List every line in this data where the string "Rock" occurs.

(Dataset rows about figures)
BEGIN

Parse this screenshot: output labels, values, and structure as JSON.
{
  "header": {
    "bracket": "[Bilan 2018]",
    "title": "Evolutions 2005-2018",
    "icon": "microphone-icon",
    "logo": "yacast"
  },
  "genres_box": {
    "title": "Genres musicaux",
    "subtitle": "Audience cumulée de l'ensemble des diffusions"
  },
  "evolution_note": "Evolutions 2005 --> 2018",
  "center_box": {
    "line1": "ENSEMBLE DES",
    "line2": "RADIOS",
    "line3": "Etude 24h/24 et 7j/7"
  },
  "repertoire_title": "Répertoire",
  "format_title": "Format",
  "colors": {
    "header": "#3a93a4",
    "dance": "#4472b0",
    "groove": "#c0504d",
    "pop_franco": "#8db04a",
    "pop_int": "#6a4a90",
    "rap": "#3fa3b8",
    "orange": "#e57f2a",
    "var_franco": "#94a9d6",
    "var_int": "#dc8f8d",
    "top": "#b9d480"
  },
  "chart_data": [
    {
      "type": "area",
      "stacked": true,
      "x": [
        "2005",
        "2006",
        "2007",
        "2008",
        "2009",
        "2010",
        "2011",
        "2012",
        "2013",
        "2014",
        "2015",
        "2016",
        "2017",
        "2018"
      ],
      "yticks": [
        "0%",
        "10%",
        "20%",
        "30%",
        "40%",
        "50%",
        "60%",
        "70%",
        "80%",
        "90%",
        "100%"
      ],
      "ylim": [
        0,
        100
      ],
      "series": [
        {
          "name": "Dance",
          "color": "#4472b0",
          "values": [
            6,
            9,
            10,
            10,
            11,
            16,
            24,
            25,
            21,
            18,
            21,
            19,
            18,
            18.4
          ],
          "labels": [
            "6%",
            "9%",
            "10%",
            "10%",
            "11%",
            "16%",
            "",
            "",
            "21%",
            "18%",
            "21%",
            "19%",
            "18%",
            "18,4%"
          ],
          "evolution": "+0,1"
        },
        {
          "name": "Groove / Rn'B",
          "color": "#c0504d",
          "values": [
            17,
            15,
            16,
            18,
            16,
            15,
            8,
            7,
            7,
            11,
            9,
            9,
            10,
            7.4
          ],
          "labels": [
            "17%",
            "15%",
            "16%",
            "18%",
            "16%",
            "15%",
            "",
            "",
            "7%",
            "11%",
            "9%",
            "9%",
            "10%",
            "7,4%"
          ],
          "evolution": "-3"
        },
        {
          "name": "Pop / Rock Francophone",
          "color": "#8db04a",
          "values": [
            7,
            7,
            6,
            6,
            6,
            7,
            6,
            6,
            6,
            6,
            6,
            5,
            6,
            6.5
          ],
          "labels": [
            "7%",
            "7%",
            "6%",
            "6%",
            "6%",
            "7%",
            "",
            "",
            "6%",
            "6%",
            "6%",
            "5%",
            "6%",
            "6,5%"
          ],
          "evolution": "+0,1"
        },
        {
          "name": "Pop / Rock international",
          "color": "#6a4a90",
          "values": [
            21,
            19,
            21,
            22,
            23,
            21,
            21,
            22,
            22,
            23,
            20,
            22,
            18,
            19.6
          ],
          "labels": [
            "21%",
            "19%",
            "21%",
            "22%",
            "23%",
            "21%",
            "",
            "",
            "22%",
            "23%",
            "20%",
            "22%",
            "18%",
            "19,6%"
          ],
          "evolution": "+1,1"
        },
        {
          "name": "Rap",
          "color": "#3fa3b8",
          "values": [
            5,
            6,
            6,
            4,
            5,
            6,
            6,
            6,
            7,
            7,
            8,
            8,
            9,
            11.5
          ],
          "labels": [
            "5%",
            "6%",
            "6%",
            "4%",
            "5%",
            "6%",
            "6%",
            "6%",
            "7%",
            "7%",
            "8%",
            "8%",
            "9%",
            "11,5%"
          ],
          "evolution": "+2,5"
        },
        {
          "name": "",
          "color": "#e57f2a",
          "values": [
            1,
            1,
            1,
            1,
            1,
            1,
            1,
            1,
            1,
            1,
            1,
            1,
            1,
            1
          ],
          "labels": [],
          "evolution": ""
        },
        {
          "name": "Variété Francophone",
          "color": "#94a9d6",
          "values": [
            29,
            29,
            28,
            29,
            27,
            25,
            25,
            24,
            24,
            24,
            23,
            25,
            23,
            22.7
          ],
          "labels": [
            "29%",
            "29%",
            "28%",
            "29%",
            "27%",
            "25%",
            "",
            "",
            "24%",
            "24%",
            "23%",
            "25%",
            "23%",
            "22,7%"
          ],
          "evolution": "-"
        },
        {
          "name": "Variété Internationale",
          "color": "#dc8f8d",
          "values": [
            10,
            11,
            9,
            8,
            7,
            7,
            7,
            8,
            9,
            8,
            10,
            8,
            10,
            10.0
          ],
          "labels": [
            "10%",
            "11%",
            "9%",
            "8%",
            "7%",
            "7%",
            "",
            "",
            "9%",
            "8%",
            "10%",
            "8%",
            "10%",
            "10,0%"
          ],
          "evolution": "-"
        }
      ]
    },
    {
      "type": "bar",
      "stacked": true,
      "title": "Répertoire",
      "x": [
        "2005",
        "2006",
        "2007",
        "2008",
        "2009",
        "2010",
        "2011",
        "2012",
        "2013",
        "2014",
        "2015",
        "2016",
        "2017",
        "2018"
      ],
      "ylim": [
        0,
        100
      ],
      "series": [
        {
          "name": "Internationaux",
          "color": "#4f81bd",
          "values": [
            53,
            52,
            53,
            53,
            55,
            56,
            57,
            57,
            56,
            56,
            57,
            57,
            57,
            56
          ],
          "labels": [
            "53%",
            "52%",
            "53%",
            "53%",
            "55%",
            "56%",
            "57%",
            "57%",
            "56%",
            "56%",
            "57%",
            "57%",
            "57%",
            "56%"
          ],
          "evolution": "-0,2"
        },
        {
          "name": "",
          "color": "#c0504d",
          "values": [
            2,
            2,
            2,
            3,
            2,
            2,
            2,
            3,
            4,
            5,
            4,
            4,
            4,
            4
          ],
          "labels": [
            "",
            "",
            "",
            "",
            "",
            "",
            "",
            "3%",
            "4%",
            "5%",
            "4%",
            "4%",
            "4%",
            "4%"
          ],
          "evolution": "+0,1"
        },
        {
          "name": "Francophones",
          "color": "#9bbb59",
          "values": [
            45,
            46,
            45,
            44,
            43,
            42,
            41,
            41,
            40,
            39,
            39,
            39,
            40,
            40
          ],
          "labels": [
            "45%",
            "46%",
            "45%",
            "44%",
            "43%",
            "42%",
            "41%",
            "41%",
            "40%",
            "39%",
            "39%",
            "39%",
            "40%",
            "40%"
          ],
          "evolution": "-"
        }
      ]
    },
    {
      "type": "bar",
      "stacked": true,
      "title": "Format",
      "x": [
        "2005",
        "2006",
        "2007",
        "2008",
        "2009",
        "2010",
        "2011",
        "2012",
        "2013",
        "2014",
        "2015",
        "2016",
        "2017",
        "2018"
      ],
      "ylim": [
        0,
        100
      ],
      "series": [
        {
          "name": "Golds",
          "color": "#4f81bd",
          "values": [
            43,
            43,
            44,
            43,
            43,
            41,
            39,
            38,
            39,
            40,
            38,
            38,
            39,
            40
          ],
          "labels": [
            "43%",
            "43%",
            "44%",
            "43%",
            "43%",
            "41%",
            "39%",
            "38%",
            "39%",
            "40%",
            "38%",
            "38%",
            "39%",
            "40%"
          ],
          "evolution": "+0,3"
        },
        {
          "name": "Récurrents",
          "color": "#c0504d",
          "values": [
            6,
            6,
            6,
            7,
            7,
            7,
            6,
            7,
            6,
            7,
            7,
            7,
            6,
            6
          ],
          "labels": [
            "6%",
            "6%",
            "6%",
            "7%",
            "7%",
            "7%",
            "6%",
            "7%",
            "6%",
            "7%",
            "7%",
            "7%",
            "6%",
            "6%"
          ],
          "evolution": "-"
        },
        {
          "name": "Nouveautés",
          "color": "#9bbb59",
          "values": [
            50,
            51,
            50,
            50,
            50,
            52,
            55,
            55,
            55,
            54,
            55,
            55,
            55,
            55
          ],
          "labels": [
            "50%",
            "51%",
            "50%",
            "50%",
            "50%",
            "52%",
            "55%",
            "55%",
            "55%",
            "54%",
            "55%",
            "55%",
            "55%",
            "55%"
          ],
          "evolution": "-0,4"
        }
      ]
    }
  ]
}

END

Output of the exercise:
          "name": "Pop / Rock Francophone",
          "name": "Pop / Rock international",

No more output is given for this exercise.